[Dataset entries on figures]
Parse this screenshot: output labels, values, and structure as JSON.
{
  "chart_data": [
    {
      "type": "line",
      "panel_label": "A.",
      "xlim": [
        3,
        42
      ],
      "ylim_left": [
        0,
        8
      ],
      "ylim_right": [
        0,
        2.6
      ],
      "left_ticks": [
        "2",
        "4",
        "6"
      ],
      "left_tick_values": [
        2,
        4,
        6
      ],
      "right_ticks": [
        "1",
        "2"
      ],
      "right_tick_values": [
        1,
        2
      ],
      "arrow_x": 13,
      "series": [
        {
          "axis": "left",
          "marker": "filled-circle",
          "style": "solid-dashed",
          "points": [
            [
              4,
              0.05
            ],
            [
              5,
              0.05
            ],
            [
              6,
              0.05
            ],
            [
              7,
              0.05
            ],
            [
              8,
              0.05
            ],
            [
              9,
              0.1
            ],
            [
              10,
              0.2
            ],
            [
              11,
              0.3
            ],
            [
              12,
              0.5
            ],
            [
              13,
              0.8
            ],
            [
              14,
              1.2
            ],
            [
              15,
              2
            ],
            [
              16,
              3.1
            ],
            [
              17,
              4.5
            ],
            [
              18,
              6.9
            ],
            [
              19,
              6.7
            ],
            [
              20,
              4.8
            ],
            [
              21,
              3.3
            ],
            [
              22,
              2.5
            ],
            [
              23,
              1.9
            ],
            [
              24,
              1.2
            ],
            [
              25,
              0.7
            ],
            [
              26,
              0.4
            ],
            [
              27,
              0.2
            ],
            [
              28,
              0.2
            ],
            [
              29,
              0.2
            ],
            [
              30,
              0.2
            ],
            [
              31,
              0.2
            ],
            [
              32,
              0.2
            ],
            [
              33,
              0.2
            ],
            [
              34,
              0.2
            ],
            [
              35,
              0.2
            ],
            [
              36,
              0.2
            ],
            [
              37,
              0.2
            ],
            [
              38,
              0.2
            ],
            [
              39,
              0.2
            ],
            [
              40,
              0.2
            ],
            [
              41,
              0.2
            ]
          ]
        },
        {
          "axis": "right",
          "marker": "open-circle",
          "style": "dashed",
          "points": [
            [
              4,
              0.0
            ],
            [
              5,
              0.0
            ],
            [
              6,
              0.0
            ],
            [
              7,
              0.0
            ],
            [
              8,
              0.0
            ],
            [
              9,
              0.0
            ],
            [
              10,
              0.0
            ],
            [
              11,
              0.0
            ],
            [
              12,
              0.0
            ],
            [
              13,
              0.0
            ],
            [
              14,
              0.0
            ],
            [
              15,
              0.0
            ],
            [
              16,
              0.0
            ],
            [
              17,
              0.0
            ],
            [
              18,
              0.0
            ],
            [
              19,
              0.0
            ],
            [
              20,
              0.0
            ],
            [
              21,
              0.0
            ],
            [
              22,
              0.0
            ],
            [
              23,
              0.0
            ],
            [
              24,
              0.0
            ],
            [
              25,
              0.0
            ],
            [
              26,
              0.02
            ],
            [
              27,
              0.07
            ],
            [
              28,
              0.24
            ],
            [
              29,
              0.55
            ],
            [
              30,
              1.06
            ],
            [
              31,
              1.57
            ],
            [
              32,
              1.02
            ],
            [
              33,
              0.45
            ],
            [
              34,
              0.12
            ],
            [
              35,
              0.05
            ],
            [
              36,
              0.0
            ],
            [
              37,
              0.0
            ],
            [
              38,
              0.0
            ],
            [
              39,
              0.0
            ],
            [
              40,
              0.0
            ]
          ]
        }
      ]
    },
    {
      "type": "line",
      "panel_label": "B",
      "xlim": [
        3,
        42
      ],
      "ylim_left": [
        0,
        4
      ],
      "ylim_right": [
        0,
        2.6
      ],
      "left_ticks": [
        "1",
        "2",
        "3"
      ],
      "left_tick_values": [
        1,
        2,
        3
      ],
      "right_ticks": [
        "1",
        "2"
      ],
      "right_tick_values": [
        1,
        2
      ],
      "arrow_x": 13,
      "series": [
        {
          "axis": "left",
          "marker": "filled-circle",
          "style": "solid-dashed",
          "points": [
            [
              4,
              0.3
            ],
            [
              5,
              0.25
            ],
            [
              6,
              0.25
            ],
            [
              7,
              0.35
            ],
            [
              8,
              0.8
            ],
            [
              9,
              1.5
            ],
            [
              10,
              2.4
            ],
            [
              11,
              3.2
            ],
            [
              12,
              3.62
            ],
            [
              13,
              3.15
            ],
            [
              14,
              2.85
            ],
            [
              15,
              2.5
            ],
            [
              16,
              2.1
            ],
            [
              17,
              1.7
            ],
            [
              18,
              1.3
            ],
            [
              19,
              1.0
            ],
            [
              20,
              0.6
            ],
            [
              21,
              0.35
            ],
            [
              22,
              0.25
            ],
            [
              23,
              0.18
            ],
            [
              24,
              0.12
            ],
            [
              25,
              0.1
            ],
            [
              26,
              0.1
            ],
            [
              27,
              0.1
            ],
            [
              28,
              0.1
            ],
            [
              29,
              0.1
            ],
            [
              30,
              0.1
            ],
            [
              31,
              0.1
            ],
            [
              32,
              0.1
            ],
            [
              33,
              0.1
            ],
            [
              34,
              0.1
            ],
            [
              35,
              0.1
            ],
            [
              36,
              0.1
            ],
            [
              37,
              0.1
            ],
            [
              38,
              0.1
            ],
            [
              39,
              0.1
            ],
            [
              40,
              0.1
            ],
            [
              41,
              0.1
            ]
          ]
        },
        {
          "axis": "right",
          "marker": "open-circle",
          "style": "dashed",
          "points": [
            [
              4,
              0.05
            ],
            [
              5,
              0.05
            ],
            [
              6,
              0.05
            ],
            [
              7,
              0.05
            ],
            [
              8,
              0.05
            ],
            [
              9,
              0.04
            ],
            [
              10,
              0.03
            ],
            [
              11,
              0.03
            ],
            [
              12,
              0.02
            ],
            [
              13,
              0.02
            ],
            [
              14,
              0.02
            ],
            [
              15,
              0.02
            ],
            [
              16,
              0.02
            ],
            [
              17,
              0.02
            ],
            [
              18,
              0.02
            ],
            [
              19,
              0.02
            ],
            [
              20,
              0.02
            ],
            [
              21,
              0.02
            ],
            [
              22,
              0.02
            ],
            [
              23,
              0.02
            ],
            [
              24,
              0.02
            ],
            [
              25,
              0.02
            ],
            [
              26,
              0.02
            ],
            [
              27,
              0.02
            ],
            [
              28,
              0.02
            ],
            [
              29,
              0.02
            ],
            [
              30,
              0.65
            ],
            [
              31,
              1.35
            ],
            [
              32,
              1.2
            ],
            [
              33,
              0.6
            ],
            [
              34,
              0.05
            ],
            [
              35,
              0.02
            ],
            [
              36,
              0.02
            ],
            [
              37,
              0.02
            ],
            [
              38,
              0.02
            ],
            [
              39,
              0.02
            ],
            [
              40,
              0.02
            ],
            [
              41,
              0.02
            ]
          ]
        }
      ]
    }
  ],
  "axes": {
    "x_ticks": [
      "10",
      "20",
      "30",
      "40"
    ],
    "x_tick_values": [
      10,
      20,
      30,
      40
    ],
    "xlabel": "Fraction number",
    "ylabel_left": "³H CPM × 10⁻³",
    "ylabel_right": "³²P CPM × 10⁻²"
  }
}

WHAT YOU WILL DO: Quote the entire listing above exactly.

SOLUTION FOR THIS TASK:
Parse this screenshot: output labels, values, and structure as JSON.
{
  "chart_data": [
    {
      "type": "line",
      "panel_label": "A.",
      "xlim": [
        3,
        42
      ],
      "ylim_left": [
        0,
        8
      ],
      "ylim_right": [
        0,
        2.6
      ],
      "left_ticks": [
        "2",
        "4",
        "6"
      ],
      "left_tick_values": [
        2,
        4,
        6
      ],
      "right_ticks": [
        "1",
        "2"
      ],
      "right_tick_values": [
        1,
        2
      ],
      "arrow_x": 13,
      "series": [
        {
          "axis": "left",
          "marker": "filled-circle",
          "style": "solid-dashed",
          "points": [
            [
              4,
              0.05
            ],
            [
              5,
              0.05
            ],
            [
              6,
              0.05
            ],
            [
              7,
              0.05
            ],
            [
              8,
              0.05
            ],
            [
              9,
              0.1
            ],
            [
              10,
              0.2
            ],
            [
              11,
              0.3
            ],
            [
              12,
              0.5
            ],
            [
              13,
              0.8
            ],
            [
              14,
              1.2
            ],
            [
              15,
              2
            ],
            [
              16,
              3.1
            ],
            [
              17,
              4.5
            ],
            [
              18,
              6.9
            ],
            [
              19,
              6.7
            ],
            [
              20,
              4.8
            ],
            [
              21,
              3.3
            ],
            [
              22,
              2.5
            ],
            [
              23,
              1.9
            ],
            [
              24,
              1.2
            ],
            [
              25,
              0.7
            ],
            [
              26,
              0.4
            ],
            [
              27,
              0.2
            ],
            [
              28,
              0.2
            ],
            [
              29,
              0.2
            ],
            [
              30,
              0.2
            ],
            [
              31,
              0.2
            ],
            [
              32,
              0.2
            ],
            [
              33,
              0.2
            ],
            [
              34,
              0.2
            ],
            [
              35,
              0.2
            ],
            [
              36,
              0.2
            ],
            [
              37,
              0.2
            ],
            [
              38,
              0.2
            ],
            [
              39,
              0.2
            ],
            [
              40,
              0.2
            ],
            [
              41,
              0.2
            ]
          ]
        },
        {
          "axis": "right",
          "marker": "open-circle",
          "style": "dashed",
          "points": [
            [
              4,
              0.0
            ],
            [
              5,
              0.0
            ],
            [
              6,
              0.0
            ],
            [
              7,
              0.0
            ],
            [
              8,
              0.0
            ],
            [
              9,
              0.0
            ],
            [
              10,
              0.0
            ],
            [
              11,
              0.0
            ],
            [
              12,
              0.0
            ],
            [
              13,
              0.0
            ],
            [
              14,
              0.0
            ],
            [
              15,
              0.0
            ],
            [
              16,
              0.0
            ],
            [
              17,
              0.0
            ],
            [
              18,
              0.0
            ],
            [
              19,
              0.0
            ],
            [
              20,
              0.0
            ],
            [
              21,
              0.0
            ],
            [
              22,
              0.0
            ],
            [
              23,
              0.0
            ],
            [
              24,
              0.0
            ],
            [
              25,
              0.0
            ],
            [
              26,
              0.02
            ],
            [
              27,
              0.07
            ],
            [
              28,
              0.24
            ],
            [
              29,
              0.55
            ],
            [
              30,
              1.06
            ],
            [
              31,
              1.57
            ],
            [
              32,
              1.02
            ],
            [
              33,
              0.45
            ],
            [
              34,
              0.12
            ],
            [
              35,
              0.05
            ],
            [
              36,
              0.0
            ],
            [
              37,
              0.0
            ],
            [
              38,
              0.0
            ],
            [
              39,
              0.0
            ],
            [
              40,
              0.0
            ]
          ]
        }
      ]
    },
    {
      "type": "line",
      "panel_label": "B",
      "xlim": [
        3,
        42
      ],
      "ylim_left": [
        0,
        4
      ],
      "ylim_right": [
        0,
        2.6
      ],
      "left_ticks": [
        "1",
        "2",
        "3"
      ],
      "left_tick_values": [
        1,
        2,
        3
      ],
      "right_ticks": [
        "1",
        "2"
      ],
      "right_tick_values": [
        1,
        2
      ],
      "arrow_x": 13,
      "series": [
        {
          "axis": "left",
          "marker": "filled-circle",
          "style": "solid-dashed",
          "points": [
            [
              4,
              0.3
            ],
            [
              5,
              0.25
            ],
            [
              6,
              0.25
            ],
            [
              7,
              0.35
            ],
            [
              8,
              0.8
            ],
            [
              9,
              1.5
            ],
            [
              10,
              2.4
            ],
            [
              11,
              3.2
            ],
            [
              12,
              3.62
            ],
            [
              13,
              3.15
            ],
            [
              14,
              2.85
            ],
            [
              15,
              2.5
            ],
            [
              16,
              2.1
            ],
            [
              17,
              1.7
            ],
            [
              18,
              1.3
            ],
            [
              19,
              1.0
            ],
            [
              20,
              0.6
            ],
            [
              21,
              0.35
            ],
            [
              22,
              0.25
            ],
            [
              23,
              0.18
            ],
            [
              24,
              0.12
            ],
            [
              25,
              0.1
            ],
            [
              26,
              0.1
            ],
            [
              27,
              0.1
            ],
            [
              28,
              0.1
            ],
            [
              29,
              0.1
            ],
            [
              30,
              0.1
            ],
            [
              31,
              0.1
            ],
            [
              32,
              0.1
            ],
            [
              33,
              0.1
            ],
            [
              34,
              0.1
            ],
            [
              35,
              0.1
            ],
            [
              36,
              0.1
            ],
            [
              37,
              0.1
            ],
            [
              38,
              0.1
            ],
            [
              39,
              0.1
            ],
            [
              40,
              0.1
            ],
            [
              41,
              0.1
            ]
          ]
        },
        {
          "axis": "right",
          "marker": "open-circle",
          "style": "dashed",
          "points": [
            [
              4,
              0.05
            ],
            [
              5,
              0.05
            ],
            [
              6,
              0.05
            ],
            [
              7,
              0.05
            ],
            [
              8,
              0.05
            ],
            [
              9,
              0.04
            ],
            [
              10,
              0.03
            ],
            [
              11,
              0.03
            ],
            [
              12,
              0.02
            ],
            [
              13,
              0.02
            ],
            [
              14,
              0.02
            ],
            [
              15,
              0.02
            ],
            [
              16,
              0.02
            ],
            [
              17,
              0.02
            ],
            [
              18,
              0.02
            ],
            [
              19,
              0.02
            ],
            [
              20,
              0.02
            ],
            [
              21,
              0.02
            ],
            [
              22,
              0.02
            ],
            [
              23,
              0.02
            ],
            [
              24,
              0.02
            ],
            [
              25,
              0.02
            ],
            [
              26,
              0.02
            ],
            [
              27,
              0.02
            ],
            [
              28,
              0.02
            ],
            [
              29,
              0.02
            ],
            [
              30,
              0.65
            ],
            [
              31,
              1.35
            ],
            [
              32,
              1.2
            ],
            [
              33,
              0.6
            ],
            [
              34,
              0.05
            ],
            [
              35,
              0.02
            ],
            [
              36,
              0.02
            ],
            [
              37,
              0.02
            ],
            [
              38,
              0.02
            ],
            [
              39,
              0.02
            ],
            [
              40,
              0.02
            ],
            [
              41,
              0.02
            ]
          ]
        }
      ]
    }
  ],
  "axes": {
    "x_ticks": [
      "10",
      "20",
      "30",
      "40"
    ],
    "x_tick_values": [
      10,
      20,
      30,
      40
    ],
    "xlabel": "Fraction number",
    "ylabel_left": "³H CPM × 10⁻³",
    "ylabel_right": "³²P CPM × 10⁻²"
  }
}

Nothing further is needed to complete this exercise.